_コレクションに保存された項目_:

◆ ◆ ◆ ◆ ◆ ◆ ◆

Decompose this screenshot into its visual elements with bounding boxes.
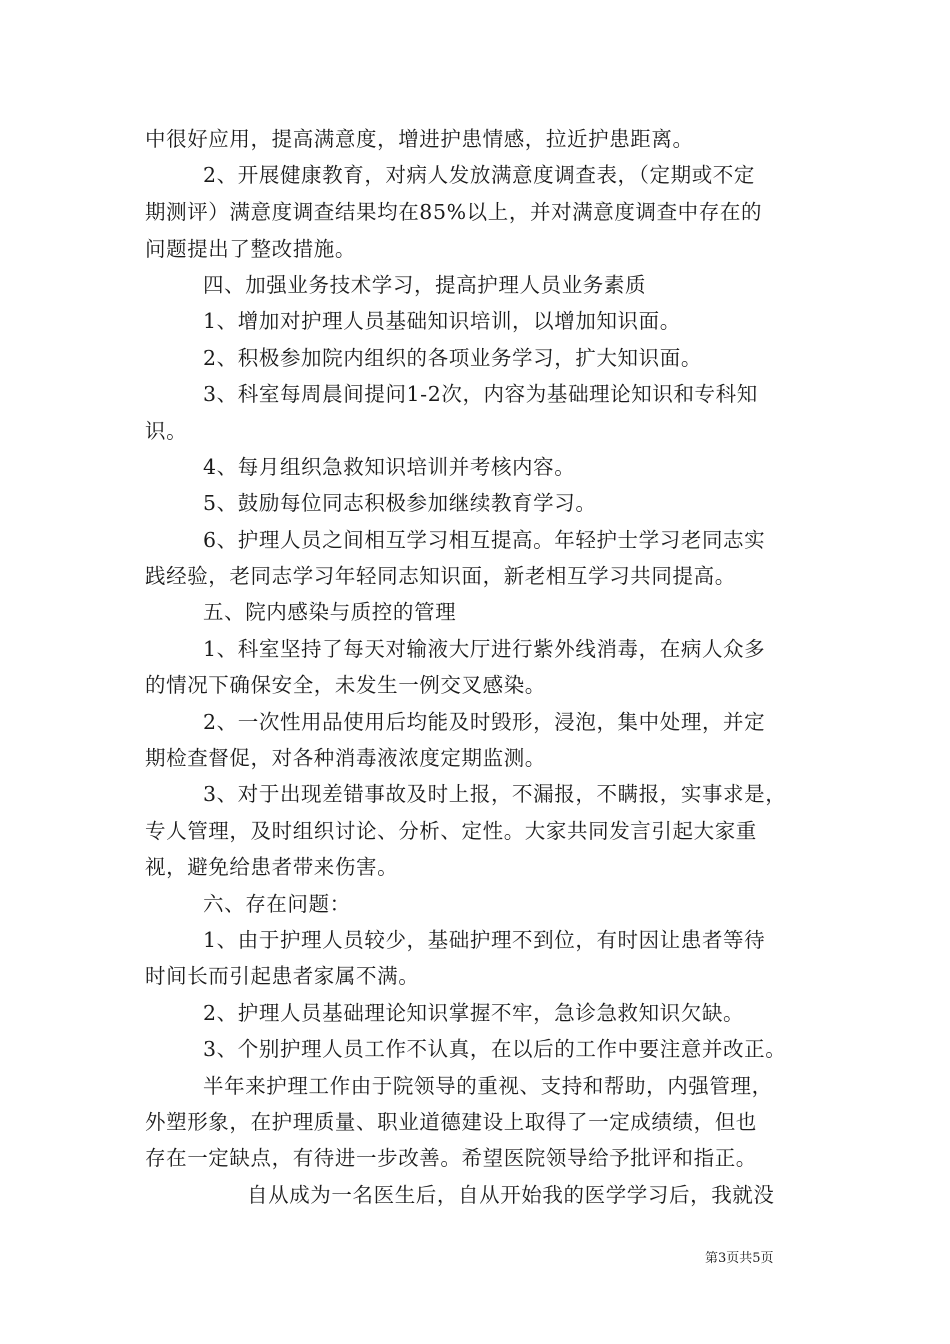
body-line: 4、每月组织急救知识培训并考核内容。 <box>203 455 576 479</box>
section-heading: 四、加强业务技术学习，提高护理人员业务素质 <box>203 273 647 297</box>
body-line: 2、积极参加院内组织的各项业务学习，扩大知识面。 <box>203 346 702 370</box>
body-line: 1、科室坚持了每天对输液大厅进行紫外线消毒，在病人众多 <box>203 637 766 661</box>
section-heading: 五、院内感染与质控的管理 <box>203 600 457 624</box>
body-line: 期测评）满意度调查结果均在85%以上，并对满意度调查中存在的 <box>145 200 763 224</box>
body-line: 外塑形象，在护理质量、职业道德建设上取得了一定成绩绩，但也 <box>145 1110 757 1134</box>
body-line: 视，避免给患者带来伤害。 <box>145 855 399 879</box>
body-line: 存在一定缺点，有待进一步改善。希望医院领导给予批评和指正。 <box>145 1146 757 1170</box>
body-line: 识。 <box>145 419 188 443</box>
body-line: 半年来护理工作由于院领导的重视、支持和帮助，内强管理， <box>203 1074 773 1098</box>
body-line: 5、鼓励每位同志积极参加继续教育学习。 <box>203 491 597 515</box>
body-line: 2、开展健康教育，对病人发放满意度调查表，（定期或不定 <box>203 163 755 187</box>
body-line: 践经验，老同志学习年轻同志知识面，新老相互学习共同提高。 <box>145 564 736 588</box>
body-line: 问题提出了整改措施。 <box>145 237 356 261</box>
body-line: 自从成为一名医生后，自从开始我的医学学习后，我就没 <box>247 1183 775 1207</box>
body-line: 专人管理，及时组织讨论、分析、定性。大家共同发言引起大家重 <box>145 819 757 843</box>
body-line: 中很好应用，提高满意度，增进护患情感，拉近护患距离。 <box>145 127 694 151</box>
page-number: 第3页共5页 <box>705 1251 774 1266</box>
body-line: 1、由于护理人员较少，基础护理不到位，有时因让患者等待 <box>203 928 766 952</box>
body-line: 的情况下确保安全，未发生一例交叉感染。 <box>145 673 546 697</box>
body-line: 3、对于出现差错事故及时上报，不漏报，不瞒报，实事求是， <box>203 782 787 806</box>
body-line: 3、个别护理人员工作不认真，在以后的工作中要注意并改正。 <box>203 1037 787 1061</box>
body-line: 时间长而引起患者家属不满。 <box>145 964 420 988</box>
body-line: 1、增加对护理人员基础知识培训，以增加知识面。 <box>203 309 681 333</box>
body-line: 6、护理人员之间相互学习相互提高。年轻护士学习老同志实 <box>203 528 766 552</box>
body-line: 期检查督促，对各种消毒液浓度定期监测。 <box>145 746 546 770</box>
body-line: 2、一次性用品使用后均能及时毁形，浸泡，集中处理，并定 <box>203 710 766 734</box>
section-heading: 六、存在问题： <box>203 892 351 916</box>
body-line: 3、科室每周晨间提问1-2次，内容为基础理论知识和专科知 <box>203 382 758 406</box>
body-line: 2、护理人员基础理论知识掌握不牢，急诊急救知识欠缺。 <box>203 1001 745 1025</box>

◆ ◆ ◆ ◆ ◆ ◆ ◆

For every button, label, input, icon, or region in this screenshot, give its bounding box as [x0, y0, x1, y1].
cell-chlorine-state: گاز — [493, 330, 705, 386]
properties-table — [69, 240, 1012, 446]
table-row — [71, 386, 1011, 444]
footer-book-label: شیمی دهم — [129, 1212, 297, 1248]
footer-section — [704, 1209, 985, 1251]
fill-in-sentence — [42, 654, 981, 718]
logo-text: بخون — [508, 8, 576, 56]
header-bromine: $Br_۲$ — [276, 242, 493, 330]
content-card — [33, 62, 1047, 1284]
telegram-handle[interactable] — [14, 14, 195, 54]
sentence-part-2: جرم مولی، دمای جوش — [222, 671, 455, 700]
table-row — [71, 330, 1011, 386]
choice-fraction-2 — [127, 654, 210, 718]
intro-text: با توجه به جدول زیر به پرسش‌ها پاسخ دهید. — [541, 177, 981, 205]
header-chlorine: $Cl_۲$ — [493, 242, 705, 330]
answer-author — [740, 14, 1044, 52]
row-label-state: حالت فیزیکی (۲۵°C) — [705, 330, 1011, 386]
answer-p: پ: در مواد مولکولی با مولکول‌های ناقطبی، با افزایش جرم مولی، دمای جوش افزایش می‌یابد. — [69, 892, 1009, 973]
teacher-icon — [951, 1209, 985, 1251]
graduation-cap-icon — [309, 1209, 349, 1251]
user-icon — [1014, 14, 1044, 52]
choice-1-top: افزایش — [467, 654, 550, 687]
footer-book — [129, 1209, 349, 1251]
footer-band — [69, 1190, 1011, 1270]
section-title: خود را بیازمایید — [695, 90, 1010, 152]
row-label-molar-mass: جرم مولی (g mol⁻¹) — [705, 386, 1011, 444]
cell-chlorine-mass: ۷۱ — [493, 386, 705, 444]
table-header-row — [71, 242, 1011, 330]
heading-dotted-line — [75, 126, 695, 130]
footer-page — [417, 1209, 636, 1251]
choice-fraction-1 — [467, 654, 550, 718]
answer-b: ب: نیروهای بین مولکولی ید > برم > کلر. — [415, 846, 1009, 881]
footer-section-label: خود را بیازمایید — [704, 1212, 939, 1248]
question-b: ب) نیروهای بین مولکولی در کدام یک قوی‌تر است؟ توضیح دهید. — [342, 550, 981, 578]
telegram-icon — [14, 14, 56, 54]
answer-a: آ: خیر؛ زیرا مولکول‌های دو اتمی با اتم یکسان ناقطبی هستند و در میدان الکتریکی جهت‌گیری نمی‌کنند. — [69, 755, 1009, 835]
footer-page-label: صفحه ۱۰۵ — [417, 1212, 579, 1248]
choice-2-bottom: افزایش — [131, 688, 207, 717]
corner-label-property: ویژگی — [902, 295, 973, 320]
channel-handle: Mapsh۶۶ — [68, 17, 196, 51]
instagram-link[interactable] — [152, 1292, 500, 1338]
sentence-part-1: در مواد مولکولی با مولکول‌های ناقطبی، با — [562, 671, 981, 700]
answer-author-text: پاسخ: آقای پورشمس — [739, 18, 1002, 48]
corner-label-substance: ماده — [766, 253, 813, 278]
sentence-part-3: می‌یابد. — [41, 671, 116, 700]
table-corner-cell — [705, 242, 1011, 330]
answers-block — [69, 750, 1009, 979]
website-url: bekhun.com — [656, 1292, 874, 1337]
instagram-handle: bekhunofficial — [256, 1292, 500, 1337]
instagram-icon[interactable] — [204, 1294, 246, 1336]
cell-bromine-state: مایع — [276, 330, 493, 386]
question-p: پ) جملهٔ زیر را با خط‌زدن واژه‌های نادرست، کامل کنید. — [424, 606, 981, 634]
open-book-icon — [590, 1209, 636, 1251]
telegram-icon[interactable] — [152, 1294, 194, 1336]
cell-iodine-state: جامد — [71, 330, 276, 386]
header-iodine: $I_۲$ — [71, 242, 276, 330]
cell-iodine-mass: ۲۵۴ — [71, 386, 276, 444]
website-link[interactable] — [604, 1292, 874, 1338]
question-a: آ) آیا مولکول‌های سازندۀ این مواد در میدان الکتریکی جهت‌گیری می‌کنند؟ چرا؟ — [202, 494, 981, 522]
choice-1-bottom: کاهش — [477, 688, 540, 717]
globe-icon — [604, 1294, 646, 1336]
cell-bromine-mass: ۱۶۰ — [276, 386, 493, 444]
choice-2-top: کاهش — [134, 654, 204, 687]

◆ ◆ ◆ ◆ ◆ ◆ ◆

_指示と条件_:
上の項目のうち、「body-line: 4、每月组织急救知识培训并考核内容。 <box>203」を含む行で始まり「body-line: 期测评）满意度调查结果均在85%以上，并对满意度调查中存在的 <box>145」を含む行で終わる部分（両端を含む）だけを、「番号」と「内容」の二列からなるMarkdownの表に書き直しなさい。空行は除くこと。

_演習の結果_:
| 番号 | 内容 |
|---|---|
| 1 | body-line: 4、每月组织急救知识培训并考核内容。 <box>203 455 576 479</box> |
| 2 | section-heading: 四、加强业务技术学习，提高护理人员业务素质 <box>203 273 647 297</box> |
| 3 | body-line: 2、积极参加院内组织的各项业务学习，扩大知识面。 <box>203 346 702 370</box> |
| 4 | body-line: 1、科室坚持了每天对输液大厅进行紫外线消毒，在病人众多 <box>203 637 766 661</box> |
| 5 | section-heading: 五、院内感染与质控的管理 <box>203 600 457 624</box> |
| 6 | body-line: 期测评）满意度调查结果均在85%以上，并对满意度调查中存在的 <box>145 200 763 224</box> |